> **OBJECTIVE**: Scan the entries below. List each line with "Data".

> **MATERIAL TO PROCESS**:
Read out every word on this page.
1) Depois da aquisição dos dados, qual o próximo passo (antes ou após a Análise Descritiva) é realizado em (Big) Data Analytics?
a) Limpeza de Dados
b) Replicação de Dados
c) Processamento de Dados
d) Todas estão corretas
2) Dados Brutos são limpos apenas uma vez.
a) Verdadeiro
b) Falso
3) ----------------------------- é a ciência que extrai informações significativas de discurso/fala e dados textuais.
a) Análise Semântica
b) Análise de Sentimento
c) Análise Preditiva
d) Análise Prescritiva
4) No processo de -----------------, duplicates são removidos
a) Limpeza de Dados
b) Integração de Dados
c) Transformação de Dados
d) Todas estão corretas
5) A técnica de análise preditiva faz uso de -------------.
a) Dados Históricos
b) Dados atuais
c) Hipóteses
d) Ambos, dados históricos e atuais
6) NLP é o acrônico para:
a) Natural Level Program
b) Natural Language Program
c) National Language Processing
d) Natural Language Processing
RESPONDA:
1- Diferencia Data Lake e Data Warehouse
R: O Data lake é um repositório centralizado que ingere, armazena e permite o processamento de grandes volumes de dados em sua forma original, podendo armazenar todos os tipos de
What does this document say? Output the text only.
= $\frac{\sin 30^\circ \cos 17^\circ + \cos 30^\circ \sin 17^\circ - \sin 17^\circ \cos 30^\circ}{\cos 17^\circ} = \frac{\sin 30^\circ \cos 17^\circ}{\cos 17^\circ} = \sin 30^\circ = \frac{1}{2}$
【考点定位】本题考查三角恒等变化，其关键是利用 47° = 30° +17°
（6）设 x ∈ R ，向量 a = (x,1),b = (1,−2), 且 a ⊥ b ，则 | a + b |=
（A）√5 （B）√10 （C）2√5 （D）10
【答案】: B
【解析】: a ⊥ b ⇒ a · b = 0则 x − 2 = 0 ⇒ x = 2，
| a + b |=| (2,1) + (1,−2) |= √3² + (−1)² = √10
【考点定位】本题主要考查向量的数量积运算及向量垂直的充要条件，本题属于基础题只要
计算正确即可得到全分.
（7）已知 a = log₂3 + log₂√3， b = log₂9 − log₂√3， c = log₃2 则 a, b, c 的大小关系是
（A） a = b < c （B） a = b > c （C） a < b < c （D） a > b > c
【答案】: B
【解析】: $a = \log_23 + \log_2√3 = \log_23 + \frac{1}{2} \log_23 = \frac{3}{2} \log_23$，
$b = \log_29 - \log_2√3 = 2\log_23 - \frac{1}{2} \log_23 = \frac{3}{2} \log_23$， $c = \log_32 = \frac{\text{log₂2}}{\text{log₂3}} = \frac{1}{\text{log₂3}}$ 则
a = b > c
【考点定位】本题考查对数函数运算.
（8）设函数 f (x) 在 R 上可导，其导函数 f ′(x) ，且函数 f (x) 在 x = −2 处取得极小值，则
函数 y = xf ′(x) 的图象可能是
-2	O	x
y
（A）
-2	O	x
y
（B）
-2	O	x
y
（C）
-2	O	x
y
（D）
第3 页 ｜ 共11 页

> **EXERCISE RESULT**:
1) Depois da aquisição dos dados, qual o próximo passo (antes ou após a Análise Descritiva) é realizado em (Big) Data Analytics?
1- Diferencia Data Lake e Data Warehouse
R: O Data lake é um repositório centralizado que ingere, armazena e permite o processamento de grandes volumes de dados em sua forma original, podendo armazenar todos os tipos de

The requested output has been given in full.